### PROBLEM TO SOLVE
Select the lines of the records containing the word "between" and list them.

### ITEMS
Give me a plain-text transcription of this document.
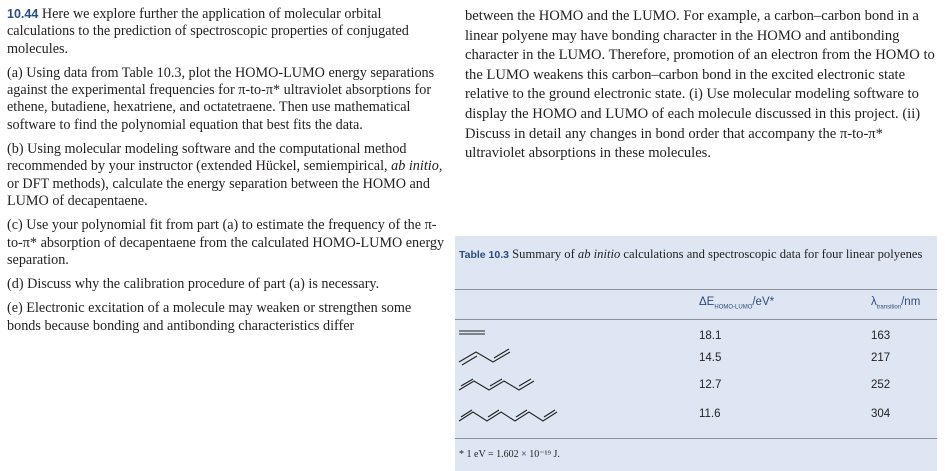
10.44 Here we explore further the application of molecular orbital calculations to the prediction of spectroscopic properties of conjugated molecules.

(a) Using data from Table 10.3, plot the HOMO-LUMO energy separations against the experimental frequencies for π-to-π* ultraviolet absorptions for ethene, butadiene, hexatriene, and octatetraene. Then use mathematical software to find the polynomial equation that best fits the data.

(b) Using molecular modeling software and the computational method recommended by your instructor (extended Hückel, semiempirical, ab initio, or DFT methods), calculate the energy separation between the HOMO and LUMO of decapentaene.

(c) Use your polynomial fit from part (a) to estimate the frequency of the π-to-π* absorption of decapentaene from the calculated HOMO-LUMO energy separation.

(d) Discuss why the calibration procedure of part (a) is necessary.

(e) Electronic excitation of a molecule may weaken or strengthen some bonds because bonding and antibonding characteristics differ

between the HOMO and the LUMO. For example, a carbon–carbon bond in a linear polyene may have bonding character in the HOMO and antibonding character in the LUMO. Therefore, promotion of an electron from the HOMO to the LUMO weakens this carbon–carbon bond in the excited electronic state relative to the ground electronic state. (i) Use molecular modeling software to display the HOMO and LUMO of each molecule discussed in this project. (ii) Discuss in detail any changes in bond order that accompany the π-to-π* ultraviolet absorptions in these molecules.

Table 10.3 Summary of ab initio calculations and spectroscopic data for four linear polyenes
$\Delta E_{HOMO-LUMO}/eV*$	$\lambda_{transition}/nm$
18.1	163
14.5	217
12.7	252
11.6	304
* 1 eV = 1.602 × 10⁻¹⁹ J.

==

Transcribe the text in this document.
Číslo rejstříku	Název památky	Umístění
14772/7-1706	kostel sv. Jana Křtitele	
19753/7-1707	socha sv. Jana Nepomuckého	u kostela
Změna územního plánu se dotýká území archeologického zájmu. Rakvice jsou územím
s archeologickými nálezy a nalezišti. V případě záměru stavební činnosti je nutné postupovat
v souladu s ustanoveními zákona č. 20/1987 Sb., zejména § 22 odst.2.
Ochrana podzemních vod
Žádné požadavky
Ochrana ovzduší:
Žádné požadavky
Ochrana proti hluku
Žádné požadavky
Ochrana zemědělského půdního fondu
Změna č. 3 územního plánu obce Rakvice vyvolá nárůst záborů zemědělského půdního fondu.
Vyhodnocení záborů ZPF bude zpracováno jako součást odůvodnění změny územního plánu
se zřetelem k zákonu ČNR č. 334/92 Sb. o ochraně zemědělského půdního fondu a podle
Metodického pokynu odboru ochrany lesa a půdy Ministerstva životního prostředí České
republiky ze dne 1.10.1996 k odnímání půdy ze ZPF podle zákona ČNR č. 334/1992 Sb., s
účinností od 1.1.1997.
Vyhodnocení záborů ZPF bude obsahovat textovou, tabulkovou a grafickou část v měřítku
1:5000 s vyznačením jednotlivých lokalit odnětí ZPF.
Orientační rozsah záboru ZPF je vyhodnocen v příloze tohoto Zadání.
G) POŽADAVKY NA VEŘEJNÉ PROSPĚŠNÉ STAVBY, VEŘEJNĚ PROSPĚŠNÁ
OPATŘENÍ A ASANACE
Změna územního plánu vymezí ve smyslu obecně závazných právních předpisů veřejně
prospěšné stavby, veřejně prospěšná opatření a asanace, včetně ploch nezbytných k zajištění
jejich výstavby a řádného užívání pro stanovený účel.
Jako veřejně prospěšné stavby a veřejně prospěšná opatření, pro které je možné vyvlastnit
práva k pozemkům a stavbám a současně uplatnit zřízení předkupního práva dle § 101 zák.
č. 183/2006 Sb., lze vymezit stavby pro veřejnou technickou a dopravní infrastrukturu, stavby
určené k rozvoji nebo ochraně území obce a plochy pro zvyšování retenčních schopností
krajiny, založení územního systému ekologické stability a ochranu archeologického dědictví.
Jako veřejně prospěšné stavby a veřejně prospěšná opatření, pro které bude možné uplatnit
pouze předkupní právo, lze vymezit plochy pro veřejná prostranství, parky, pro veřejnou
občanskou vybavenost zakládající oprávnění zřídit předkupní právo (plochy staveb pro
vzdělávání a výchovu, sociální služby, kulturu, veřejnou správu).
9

==

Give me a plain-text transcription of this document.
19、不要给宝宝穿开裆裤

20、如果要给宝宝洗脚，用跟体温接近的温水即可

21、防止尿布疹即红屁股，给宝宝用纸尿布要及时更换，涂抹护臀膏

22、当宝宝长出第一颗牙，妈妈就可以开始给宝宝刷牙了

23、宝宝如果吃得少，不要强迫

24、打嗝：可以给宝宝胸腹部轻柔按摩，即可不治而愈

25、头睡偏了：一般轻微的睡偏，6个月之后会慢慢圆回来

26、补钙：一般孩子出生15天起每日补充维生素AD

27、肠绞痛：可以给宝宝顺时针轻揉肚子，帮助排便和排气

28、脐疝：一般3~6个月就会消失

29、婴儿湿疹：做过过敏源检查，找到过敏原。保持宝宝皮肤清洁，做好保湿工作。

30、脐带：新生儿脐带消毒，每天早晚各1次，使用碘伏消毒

### SOLUTION TO THIS PROBLEM
(b) Using molecular modeling software and the computational method recommended by your instructor (extended Hückel, semiempirical, ab initio, or DFT methods), calculate the energy separation between the HOMO and LUMO of decapentaene.
between the HOMO and the LUMO. For example, a carbon–carbon bond in a linear polyene may have bonding character in the HOMO and antibonding character in the LUMO. Therefore, promotion of an electron from the HOMO to the LUMO weakens this carbon–carbon bond in the excited electronic state relative to the ground electronic state. (i) Use molecular modeling software to display the HOMO and LUMO of each molecule discussed in this project. (ii) Discuss in detail any changes in bond order that accompany the π-to-π* ultraviolet absorptions in these molecules.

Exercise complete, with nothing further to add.